-- WHAT IS REQUIRED --
Copy out all lines where "Ankara" appears.
§ §
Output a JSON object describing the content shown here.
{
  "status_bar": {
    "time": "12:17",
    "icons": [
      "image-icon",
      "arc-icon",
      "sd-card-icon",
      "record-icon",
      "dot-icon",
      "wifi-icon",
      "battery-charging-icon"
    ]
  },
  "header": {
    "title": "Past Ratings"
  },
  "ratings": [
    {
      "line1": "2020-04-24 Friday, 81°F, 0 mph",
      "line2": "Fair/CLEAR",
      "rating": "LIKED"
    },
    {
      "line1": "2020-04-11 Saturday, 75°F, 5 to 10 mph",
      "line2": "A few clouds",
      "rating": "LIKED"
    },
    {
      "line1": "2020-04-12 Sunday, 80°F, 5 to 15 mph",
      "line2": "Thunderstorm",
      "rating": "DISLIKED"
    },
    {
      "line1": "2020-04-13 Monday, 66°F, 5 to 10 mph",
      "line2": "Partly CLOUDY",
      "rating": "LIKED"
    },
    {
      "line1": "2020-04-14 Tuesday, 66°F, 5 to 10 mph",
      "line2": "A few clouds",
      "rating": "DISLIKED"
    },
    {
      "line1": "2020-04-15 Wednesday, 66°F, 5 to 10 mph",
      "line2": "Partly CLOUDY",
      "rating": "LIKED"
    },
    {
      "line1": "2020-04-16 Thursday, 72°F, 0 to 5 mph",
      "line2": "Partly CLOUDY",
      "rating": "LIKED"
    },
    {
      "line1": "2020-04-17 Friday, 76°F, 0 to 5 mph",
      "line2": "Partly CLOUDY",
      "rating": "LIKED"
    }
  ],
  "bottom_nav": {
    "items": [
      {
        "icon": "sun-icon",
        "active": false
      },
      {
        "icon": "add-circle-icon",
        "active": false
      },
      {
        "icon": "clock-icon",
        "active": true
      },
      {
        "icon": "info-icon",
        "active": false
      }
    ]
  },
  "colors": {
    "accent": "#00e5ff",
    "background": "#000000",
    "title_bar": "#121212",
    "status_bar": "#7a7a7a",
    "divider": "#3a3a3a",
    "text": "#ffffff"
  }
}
§ §
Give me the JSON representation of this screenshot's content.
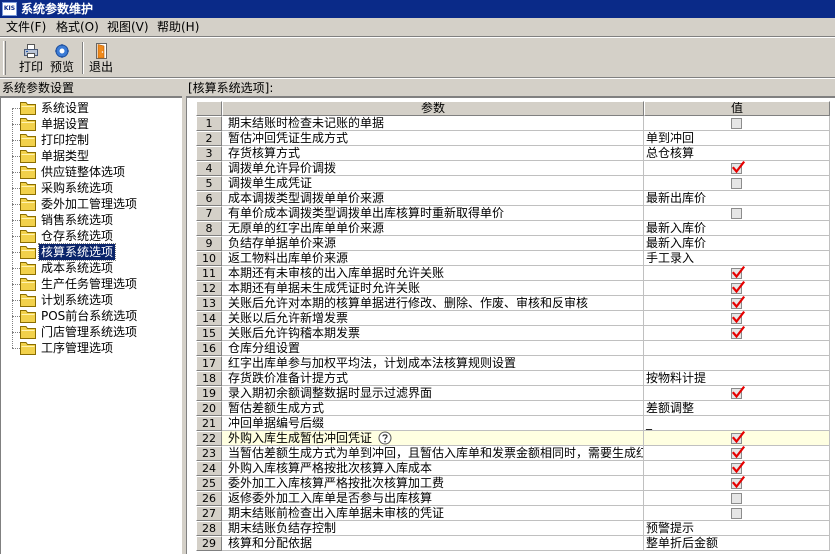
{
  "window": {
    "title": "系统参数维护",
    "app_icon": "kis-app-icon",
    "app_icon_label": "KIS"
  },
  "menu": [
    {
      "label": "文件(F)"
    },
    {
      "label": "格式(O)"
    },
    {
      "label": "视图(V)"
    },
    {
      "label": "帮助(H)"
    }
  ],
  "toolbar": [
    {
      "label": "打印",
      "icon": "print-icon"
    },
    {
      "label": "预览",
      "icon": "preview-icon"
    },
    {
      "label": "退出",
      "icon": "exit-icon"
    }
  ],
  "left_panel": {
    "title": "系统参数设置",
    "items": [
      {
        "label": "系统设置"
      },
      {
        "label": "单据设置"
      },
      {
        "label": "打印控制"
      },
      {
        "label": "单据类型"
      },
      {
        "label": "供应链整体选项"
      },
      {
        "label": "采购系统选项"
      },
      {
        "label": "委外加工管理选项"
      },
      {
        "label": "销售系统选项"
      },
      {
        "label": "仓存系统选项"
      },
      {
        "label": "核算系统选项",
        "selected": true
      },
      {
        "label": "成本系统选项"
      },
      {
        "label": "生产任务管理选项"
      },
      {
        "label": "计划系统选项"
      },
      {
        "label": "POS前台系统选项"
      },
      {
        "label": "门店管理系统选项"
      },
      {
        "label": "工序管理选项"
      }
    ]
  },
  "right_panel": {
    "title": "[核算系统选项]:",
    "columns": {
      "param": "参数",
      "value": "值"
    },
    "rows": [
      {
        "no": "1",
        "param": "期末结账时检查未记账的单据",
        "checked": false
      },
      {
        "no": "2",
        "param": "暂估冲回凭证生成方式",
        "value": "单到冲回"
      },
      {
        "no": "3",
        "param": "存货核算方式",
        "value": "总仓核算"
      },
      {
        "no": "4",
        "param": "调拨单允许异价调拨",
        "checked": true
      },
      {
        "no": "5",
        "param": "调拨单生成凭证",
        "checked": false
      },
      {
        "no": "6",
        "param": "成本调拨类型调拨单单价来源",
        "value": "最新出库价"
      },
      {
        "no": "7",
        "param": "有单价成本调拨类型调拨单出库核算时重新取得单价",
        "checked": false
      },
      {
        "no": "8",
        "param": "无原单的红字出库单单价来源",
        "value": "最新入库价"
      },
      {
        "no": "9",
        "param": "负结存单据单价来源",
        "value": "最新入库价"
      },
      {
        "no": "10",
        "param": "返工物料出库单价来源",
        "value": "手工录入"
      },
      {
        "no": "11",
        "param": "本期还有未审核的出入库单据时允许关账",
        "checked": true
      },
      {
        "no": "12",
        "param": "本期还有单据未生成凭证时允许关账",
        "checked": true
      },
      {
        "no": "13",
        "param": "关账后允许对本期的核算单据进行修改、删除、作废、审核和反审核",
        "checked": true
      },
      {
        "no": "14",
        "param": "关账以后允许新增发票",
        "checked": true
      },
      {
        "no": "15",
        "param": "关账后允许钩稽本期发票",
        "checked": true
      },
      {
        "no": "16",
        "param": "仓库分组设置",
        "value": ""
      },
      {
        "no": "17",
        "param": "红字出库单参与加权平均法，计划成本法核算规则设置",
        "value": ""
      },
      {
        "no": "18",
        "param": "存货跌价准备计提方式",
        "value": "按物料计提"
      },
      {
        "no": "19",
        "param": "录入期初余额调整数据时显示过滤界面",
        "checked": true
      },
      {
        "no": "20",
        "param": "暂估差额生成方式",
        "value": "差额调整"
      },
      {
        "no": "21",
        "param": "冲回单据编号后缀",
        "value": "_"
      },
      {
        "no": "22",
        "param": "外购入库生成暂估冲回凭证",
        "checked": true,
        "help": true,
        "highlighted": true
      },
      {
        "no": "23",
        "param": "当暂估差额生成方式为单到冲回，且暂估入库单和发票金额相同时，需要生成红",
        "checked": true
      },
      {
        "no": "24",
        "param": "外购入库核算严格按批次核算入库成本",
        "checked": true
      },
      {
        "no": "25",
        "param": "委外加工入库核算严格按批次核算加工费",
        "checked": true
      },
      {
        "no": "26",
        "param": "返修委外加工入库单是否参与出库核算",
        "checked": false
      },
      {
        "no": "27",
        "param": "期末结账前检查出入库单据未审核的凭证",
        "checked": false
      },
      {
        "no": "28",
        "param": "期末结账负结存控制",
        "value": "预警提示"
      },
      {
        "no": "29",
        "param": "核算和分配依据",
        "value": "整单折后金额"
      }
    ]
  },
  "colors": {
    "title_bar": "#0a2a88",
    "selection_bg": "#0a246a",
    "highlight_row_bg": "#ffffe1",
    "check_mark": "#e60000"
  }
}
§ §
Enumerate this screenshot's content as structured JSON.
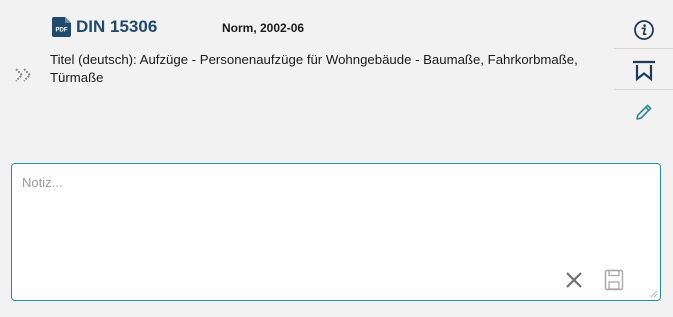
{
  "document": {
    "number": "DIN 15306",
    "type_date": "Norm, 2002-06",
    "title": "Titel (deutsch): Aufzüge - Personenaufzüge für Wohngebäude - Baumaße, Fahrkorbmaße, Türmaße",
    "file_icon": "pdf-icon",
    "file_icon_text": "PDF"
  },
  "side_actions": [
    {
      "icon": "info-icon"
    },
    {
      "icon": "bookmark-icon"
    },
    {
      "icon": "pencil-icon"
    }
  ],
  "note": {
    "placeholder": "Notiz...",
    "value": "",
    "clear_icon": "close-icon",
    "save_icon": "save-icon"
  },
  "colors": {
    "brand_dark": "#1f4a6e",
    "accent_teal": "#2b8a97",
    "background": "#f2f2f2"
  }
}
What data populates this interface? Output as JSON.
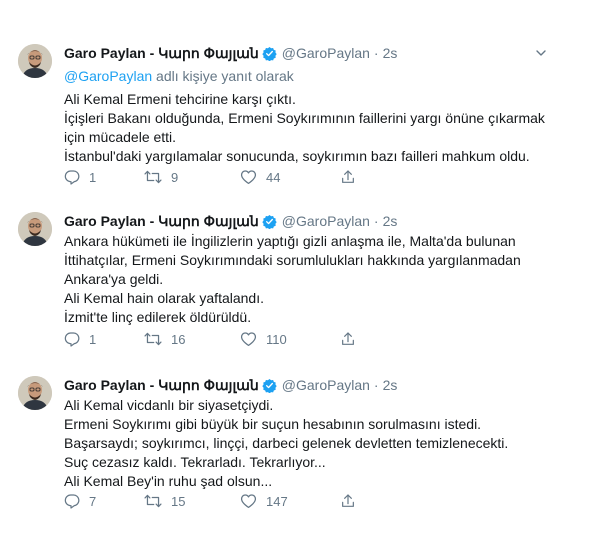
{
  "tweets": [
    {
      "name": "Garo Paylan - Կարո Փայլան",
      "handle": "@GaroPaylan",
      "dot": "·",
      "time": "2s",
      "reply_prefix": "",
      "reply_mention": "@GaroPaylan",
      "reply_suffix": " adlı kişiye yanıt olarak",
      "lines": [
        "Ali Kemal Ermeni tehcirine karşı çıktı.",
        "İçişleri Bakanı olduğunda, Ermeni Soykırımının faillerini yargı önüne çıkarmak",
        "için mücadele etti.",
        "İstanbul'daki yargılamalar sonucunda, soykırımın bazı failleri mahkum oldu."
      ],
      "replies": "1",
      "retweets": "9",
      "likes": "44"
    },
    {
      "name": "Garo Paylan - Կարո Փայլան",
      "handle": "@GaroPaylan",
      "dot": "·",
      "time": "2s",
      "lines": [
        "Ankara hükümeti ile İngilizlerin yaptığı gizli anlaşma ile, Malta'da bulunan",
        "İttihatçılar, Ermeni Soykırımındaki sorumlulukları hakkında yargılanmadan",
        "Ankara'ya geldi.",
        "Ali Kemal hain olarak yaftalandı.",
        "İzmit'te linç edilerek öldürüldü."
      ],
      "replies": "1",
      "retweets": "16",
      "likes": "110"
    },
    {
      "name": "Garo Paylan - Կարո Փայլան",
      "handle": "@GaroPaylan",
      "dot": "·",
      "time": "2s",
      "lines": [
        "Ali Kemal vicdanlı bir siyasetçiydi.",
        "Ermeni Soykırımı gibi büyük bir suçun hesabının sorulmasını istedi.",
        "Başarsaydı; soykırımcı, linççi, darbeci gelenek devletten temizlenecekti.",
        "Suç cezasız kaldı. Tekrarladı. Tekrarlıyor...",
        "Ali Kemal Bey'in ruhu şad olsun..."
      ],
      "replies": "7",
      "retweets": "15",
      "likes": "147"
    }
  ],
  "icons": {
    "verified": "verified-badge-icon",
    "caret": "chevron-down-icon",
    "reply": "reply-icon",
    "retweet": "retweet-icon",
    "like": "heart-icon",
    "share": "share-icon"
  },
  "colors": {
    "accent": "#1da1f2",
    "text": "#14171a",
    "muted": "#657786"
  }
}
§ §
-- WORKED ANSWER --
        "Ankara hükümeti ile İngilizlerin yaptığı gizli anlaşma ile, Malta'da bulunan",
        "Ankara'ya geldi.",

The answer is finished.